SHORT EXERCISE:
Copy each line of the data below with the word "ソーシャルワークの理論と方法".

RAW DATA:
╭──

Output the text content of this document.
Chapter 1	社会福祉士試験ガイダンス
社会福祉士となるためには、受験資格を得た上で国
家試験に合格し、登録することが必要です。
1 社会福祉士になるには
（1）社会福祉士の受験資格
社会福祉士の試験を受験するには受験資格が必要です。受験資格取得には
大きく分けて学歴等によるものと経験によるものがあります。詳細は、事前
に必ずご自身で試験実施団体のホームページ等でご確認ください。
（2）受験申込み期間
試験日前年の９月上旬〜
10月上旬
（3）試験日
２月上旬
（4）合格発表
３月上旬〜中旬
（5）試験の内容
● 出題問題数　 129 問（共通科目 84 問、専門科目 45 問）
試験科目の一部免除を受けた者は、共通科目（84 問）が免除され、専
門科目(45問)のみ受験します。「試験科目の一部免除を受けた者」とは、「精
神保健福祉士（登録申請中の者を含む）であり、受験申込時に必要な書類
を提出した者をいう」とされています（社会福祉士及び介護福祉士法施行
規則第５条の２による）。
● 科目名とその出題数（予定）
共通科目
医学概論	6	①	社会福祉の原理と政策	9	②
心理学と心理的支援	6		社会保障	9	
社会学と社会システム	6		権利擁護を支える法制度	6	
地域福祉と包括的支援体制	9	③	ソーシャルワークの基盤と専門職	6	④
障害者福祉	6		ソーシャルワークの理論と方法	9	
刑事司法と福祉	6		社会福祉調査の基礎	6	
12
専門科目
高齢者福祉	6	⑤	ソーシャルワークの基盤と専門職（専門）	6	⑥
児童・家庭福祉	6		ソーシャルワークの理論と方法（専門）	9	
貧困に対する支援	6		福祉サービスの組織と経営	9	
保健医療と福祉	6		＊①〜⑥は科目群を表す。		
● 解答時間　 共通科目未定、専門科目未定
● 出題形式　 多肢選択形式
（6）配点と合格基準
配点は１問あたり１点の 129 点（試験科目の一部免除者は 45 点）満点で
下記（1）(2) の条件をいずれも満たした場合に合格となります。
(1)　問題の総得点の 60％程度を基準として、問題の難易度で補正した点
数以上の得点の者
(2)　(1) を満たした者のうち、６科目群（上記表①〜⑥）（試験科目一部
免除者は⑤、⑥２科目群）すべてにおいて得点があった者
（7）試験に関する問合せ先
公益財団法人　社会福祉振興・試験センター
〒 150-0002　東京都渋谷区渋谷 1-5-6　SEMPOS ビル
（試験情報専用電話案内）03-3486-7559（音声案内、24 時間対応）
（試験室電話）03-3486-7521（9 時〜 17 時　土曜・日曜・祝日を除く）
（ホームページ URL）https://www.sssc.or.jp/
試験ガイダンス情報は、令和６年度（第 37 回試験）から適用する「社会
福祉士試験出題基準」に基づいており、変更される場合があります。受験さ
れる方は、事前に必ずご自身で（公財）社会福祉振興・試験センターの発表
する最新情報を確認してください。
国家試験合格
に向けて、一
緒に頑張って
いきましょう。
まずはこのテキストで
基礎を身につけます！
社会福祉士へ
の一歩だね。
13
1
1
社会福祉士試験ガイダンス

╰──

COMPLETED EXERCISE:
障害者福祉	6		ソーシャルワークの理論と方法	9	
児童・家庭福祉	6		ソーシャルワークの理論と方法（専門）	9	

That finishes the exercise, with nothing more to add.